The records below must be duplicated exactly, character for character.

Stored items from a collection:

--

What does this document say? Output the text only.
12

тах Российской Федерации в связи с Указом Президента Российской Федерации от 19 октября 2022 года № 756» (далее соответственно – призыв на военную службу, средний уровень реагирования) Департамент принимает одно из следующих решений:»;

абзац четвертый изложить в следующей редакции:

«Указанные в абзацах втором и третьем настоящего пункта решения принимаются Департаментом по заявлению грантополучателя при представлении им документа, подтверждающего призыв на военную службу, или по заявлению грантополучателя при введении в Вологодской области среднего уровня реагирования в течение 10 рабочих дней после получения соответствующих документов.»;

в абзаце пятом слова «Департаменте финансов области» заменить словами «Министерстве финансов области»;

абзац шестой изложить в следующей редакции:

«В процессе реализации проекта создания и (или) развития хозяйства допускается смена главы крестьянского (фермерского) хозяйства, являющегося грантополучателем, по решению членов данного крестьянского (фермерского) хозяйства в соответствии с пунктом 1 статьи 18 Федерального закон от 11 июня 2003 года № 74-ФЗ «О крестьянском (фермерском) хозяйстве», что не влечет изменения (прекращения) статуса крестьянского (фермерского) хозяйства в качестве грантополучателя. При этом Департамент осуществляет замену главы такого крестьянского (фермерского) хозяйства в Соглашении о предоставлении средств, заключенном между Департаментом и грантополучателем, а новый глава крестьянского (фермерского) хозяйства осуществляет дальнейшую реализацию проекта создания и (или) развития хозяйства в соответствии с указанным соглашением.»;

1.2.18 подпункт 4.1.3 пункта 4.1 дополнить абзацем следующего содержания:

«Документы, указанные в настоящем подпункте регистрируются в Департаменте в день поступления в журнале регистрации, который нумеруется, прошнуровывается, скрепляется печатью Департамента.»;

--

Correct output.
What does this document say? Output the text only.
12

тах Российской Федерации в связи с Указом Президента Российской Федерации от 19 октября 2022 года № 756» (далее соответственно – призыв на военную службу, средний уровень реагирования) Департамент принимает одно из следующих решений:»;

абзац четвертый изложить в следующей редакции:

«Указанные в абзацах втором и третьем настоящего пункта решения принимаются Департаментом по заявлению грантополучателя при представлении им документа, подтверждающего призыв на военную службу, или по заявлению грантополучателя при введении в Вологодской области среднего уровня реагирования в течение 10 рабочих дней после получения соответствующих документов.»;

в абзаце пятом слова «Департаменте финансов области» заменить словами «Министерстве финансов области»;

абзац шестой изложить в следующей редакции:

«В процессе реализации проекта создания и (или) развития хозяйства допускается смена главы крестьянского (фермерского) хозяйства, являющегося грантополучателем, по решению членов данного крестьянского (фермерского) хозяйства в соответствии с пунктом 1 статьи 18 Федерального закон от 11 июня 2003 года № 74-ФЗ «О крестьянском (фермерском) хозяйстве», что не влечет изменения (прекращения) статуса крестьянского (фермерского) хозяйства в качестве грантополучателя. При этом Департамент осуществляет замену главы такого крестьянского (фермерского) хозяйства в Соглашении о предоставлении средств, заключенном между Департаментом и грантополучателем, а новый глава крестьянского (фермерского) хозяйства осуществляет дальнейшую реализацию проекта создания и (или) развития хозяйства в соответствии с указанным соглашением.»;

1.2.18 подпункт 4.1.3 пункта 4.1 дополнить абзацем следующего содержания:

«Документы, указанные в настоящем подпункте регистрируются в Департаменте в день поступления в журнале регистрации, который нумеруется, прошнуровывается, скрепляется печатью Департамента.»;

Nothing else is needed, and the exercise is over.